• _Problem_
Copy, from the entries below, each line where the word "help" can be found.

[Saved data entries]
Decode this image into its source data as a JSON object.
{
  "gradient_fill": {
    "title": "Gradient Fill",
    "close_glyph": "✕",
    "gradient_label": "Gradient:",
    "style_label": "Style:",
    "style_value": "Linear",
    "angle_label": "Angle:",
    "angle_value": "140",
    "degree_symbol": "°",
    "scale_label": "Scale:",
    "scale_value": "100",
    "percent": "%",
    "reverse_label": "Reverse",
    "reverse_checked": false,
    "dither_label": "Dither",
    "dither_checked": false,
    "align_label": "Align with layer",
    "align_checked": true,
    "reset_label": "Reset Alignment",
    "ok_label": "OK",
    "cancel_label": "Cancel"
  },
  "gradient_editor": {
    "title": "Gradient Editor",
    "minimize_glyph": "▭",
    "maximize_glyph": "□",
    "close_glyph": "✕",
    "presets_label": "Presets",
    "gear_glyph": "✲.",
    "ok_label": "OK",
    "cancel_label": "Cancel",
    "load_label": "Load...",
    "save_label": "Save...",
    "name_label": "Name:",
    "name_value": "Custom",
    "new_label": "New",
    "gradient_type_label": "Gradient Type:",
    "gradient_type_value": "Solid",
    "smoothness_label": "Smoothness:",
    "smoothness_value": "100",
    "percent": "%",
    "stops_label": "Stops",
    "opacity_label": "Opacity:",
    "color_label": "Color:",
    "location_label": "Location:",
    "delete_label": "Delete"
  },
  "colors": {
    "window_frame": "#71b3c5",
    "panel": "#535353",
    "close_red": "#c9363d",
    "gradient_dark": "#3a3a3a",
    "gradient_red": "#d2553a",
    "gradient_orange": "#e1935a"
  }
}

--

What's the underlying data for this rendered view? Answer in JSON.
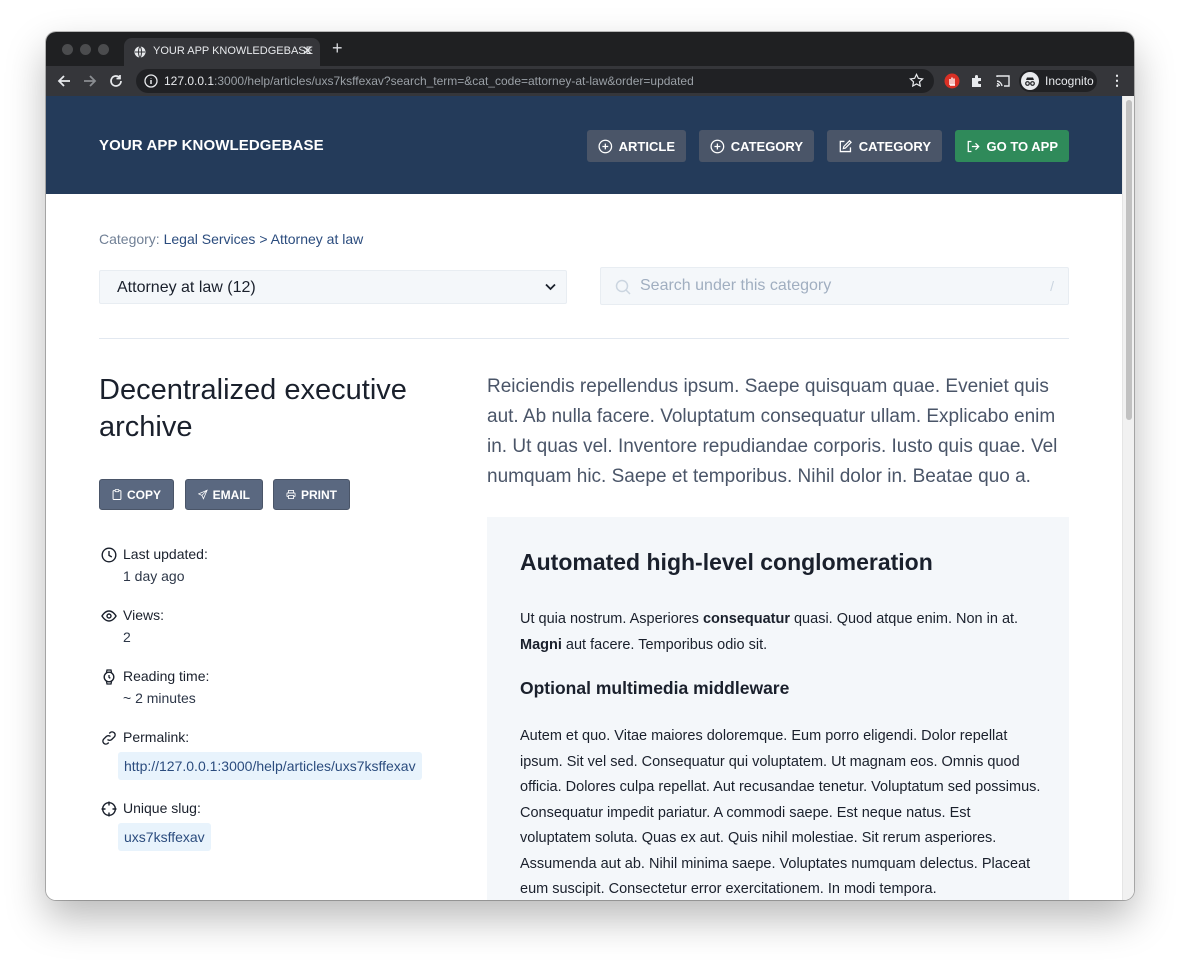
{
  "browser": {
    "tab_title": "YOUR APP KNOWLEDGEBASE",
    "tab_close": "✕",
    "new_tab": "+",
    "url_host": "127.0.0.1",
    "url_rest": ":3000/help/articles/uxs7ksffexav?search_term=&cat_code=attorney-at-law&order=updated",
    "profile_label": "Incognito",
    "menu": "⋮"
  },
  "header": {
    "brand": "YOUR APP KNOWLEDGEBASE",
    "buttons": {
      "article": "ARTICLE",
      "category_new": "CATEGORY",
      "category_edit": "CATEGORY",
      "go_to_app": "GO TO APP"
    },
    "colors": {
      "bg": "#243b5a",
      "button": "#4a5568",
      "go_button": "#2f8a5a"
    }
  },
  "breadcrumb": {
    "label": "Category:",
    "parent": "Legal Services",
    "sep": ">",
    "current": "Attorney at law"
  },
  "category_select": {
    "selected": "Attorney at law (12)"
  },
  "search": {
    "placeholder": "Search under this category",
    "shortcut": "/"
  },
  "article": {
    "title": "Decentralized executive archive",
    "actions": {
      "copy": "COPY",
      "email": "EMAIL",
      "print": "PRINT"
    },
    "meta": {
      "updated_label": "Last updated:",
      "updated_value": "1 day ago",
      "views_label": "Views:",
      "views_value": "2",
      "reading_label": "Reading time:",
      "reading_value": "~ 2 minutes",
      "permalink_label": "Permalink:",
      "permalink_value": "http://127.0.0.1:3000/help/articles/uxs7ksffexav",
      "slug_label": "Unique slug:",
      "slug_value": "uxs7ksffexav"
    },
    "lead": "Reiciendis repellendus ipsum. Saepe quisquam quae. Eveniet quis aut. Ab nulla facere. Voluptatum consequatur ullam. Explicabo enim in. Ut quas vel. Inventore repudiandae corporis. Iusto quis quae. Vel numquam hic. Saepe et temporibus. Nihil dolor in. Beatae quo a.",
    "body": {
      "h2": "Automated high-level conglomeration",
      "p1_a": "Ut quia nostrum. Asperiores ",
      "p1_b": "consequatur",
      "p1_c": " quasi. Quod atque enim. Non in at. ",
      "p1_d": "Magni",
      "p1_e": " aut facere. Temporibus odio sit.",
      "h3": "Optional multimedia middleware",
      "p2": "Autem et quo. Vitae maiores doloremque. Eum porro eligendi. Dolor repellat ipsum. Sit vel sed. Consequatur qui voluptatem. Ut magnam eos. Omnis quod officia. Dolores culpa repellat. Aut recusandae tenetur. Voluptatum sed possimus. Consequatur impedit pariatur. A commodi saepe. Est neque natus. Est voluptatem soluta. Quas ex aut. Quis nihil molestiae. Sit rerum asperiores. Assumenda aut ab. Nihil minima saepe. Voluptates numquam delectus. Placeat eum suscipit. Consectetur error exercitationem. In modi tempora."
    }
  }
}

• _Correct result_
    "url_rest": ":3000/help/articles/uxs7ksffexav?search_term=&cat_code=attorney-at-law&order=updated",
      "permalink_value": "http://127.0.0.1:3000/help/articles/uxs7ksffexav",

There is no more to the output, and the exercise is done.